▸ SHORT TASK:
Copy every line with the string "Usuarios" in it.

▸ EXTRACTED MATERIAL:
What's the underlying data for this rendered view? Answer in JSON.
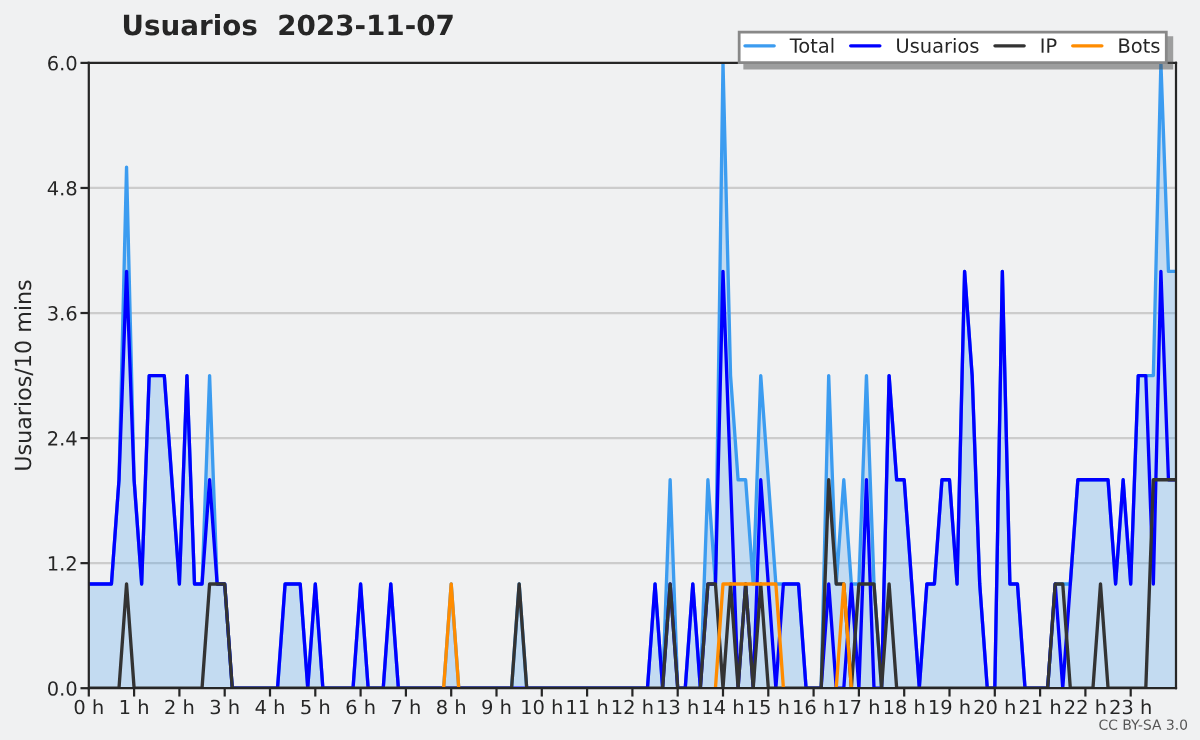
{
  "chart_data": {
    "type": "line",
    "title": "Usuarios  2023-11-07",
    "ylabel": "Usuarios/10 mins",
    "annotations": [
      "CC BY-SA 3.0"
    ],
    "x": [
      0,
      0.1667,
      0.3333,
      0.5,
      0.6667,
      0.8333,
      1,
      1.1667,
      1.3333,
      1.5,
      1.6667,
      1.8333,
      2,
      2.1667,
      2.3333,
      2.5,
      2.6667,
      2.8333,
      3,
      3.1667,
      3.3333,
      3.5,
      3.6667,
      3.8333,
      4,
      4.1667,
      4.3333,
      4.5,
      4.6667,
      4.8333,
      5,
      5.1667,
      5.3333,
      5.5,
      5.6667,
      5.8333,
      6,
      6.1667,
      6.3333,
      6.5,
      6.6667,
      6.8333,
      7,
      7.1667,
      7.3333,
      7.5,
      7.6667,
      7.8333,
      8,
      8.1667,
      8.3333,
      8.5,
      8.6667,
      8.8333,
      9,
      9.1667,
      9.3333,
      9.5,
      9.6667,
      9.8333,
      10,
      10.1667,
      10.3333,
      10.5,
      10.6667,
      10.8333,
      11,
      11.1667,
      11.3333,
      11.5,
      11.6667,
      11.8333,
      12,
      12.1667,
      12.3333,
      12.5,
      12.6667,
      12.8333,
      13,
      13.1667,
      13.3333,
      13.5,
      13.6667,
      13.8333,
      14,
      14.1667,
      14.3333,
      14.5,
      14.6667,
      14.8333,
      15,
      15.1667,
      15.3333,
      15.5,
      15.6667,
      15.8333,
      16,
      16.1667,
      16.3333,
      16.5,
      16.6667,
      16.8333,
      17,
      17.1667,
      17.3333,
      17.5,
      17.6667,
      17.8333,
      18,
      18.1667,
      18.3333,
      18.5,
      18.6667,
      18.8333,
      19,
      19.1667,
      19.3333,
      19.5,
      19.6667,
      19.8333,
      20,
      20.1667,
      20.3333,
      20.5,
      20.6667,
      20.8333,
      21,
      21.1667,
      21.3333,
      21.5,
      21.6667,
      21.8333,
      22,
      22.1667,
      22.3333,
      22.5,
      22.6667,
      22.8333,
      23,
      23.1667,
      23.3333,
      23.5,
      23.6667,
      23.8333,
      24
    ],
    "series": [
      {
        "name": "Total",
        "type": "area",
        "color": "#3c9cf0",
        "values": [
          1,
          1,
          1,
          1,
          2,
          5,
          2,
          1,
          3,
          3,
          3,
          2,
          1,
          3,
          1,
          1,
          3,
          1,
          1,
          0,
          0,
          0,
          0,
          0,
          0,
          0,
          1,
          1,
          1,
          0,
          1,
          0,
          0,
          0,
          0,
          0,
          1,
          0,
          0,
          0,
          1,
          0,
          0,
          0,
          0,
          0,
          0,
          0,
          1,
          0,
          0,
          0,
          0,
          0,
          0,
          0,
          0,
          1,
          0,
          0,
          0,
          0,
          0,
          0,
          0,
          0,
          0,
          0,
          0,
          0,
          0,
          0,
          0,
          0,
          0,
          1,
          0,
          2,
          0,
          0,
          1,
          0,
          2,
          1,
          6,
          3,
          2,
          2,
          1,
          3,
          2,
          1,
          1,
          1,
          1,
          0,
          0,
          0,
          3,
          1,
          2,
          1,
          1,
          3,
          1,
          0,
          3,
          2,
          2,
          1,
          0,
          1,
          1,
          2,
          2,
          1,
          4,
          3,
          1,
          0,
          0,
          4,
          1,
          1,
          0,
          0,
          0,
          0,
          1,
          1,
          1,
          2,
          2,
          2,
          2,
          2,
          1,
          2,
          1,
          3,
          3,
          3,
          6,
          4,
          4
        ]
      },
      {
        "name": "Usuarios",
        "color": "#0000ff",
        "values": [
          1,
          1,
          1,
          1,
          2,
          4,
          2,
          1,
          3,
          3,
          3,
          2,
          1,
          3,
          1,
          1,
          2,
          1,
          1,
          0,
          0,
          0,
          0,
          0,
          0,
          0,
          1,
          1,
          1,
          0,
          1,
          0,
          0,
          0,
          0,
          0,
          1,
          0,
          0,
          0,
          1,
          0,
          0,
          0,
          0,
          0,
          0,
          0,
          0,
          0,
          0,
          0,
          0,
          0,
          0,
          0,
          0,
          0,
          0,
          0,
          0,
          0,
          0,
          0,
          0,
          0,
          0,
          0,
          0,
          0,
          0,
          0,
          0,
          0,
          0,
          1,
          0,
          1,
          0,
          0,
          1,
          0,
          1,
          1,
          4,
          2,
          0,
          1,
          0,
          2,
          1,
          0,
          1,
          1,
          1,
          0,
          0,
          0,
          1,
          0,
          0,
          1,
          0,
          2,
          0,
          0,
          3,
          2,
          2,
          1,
          0,
          1,
          1,
          2,
          2,
          1,
          4,
          3,
          1,
          0,
          0,
          4,
          1,
          1,
          0,
          0,
          0,
          0,
          1,
          0,
          1,
          2,
          2,
          2,
          2,
          2,
          1,
          2,
          1,
          3,
          3,
          1,
          4,
          2,
          2
        ]
      },
      {
        "name": "IP",
        "color": "#333333",
        "values": [
          0,
          0,
          0,
          0,
          0,
          1,
          0,
          0,
          0,
          0,
          0,
          0,
          0,
          0,
          0,
          0,
          1,
          1,
          1,
          0,
          0,
          0,
          0,
          0,
          0,
          0,
          0,
          0,
          0,
          0,
          0,
          0,
          0,
          0,
          0,
          0,
          0,
          0,
          0,
          0,
          0,
          0,
          0,
          0,
          0,
          0,
          0,
          0,
          0,
          0,
          0,
          0,
          0,
          0,
          0,
          0,
          0,
          1,
          0,
          0,
          0,
          0,
          0,
          0,
          0,
          0,
          0,
          0,
          0,
          0,
          0,
          0,
          0,
          0,
          0,
          0,
          0,
          1,
          0,
          0,
          0,
          0,
          1,
          1,
          0,
          1,
          0,
          1,
          0,
          1,
          0,
          0,
          0,
          0,
          0,
          0,
          0,
          0,
          2,
          1,
          1,
          0,
          1,
          1,
          1,
          0,
          1,
          0,
          0,
          0,
          0,
          0,
          0,
          0,
          0,
          0,
          0,
          0,
          0,
          0,
          0,
          0,
          0,
          0,
          0,
          0,
          0,
          0,
          1,
          1,
          0,
          0,
          0,
          0,
          1,
          0,
          0,
          0,
          0,
          0,
          0,
          2,
          2,
          2,
          2
        ]
      },
      {
        "name": "Bots",
        "color": "#ff8c00",
        "x": [
          7.8333,
          8,
          8.1667,
          8.3333,
          13.8333,
          14,
          14.1667,
          14.3333,
          14.5,
          14.6667,
          14.8333,
          15,
          15.1667,
          15.3333,
          15.5,
          16.5,
          16.6667,
          16.8333
        ],
        "values": [
          0,
          1,
          0,
          null,
          0,
          1,
          1,
          1,
          1,
          1,
          1,
          1,
          1,
          0,
          null,
          0,
          1,
          0
        ]
      }
    ],
    "xlim": [
      0,
      24
    ],
    "xticks": [
      {
        "value": 0,
        "label": "0 h"
      },
      {
        "value": 1,
        "label": "1 h"
      },
      {
        "value": 2,
        "label": "2 h"
      },
      {
        "value": 3,
        "label": "3 h"
      },
      {
        "value": 4,
        "label": "4 h"
      },
      {
        "value": 5,
        "label": "5 h"
      },
      {
        "value": 6,
        "label": "6 h"
      },
      {
        "value": 7,
        "label": "7 h"
      },
      {
        "value": 8,
        "label": "8 h"
      },
      {
        "value": 9,
        "label": "9 h"
      },
      {
        "value": 10,
        "label": "10 h"
      },
      {
        "value": 11,
        "label": "11 h"
      },
      {
        "value": 12,
        "label": "12 h"
      },
      {
        "value": 13,
        "label": "13 h"
      },
      {
        "value": 14,
        "label": "14 h"
      },
      {
        "value": 15,
        "label": "15 h"
      },
      {
        "value": 16,
        "label": "16 h"
      },
      {
        "value": 17,
        "label": "17 h"
      },
      {
        "value": 18,
        "label": "18 h"
      },
      {
        "value": 19,
        "label": "19 h"
      },
      {
        "value": 20,
        "label": "20 h"
      },
      {
        "value": 21,
        "label": "21 h"
      },
      {
        "value": 22,
        "label": "22 h"
      },
      {
        "value": 23,
        "label": "23 h"
      }
    ],
    "ylim": [
      0,
      6
    ],
    "yticks": [
      {
        "value": 0,
        "label": "0.0"
      },
      {
        "value": 1.2,
        "label": "1.2"
      },
      {
        "value": 2.4,
        "label": "2.4"
      },
      {
        "value": 3.6,
        "label": "3.6"
      },
      {
        "value": 4.8,
        "label": "4.8"
      },
      {
        "value": 6,
        "label": "6.0"
      }
    ],
    "grid": "y",
    "legend": "top right"
  }
}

▸ CORRECT RESPONSE:
    "title": "Usuarios  2023-11-07",
    "ylabel": "Usuarios/10 mins",
        "name": "Usuarios",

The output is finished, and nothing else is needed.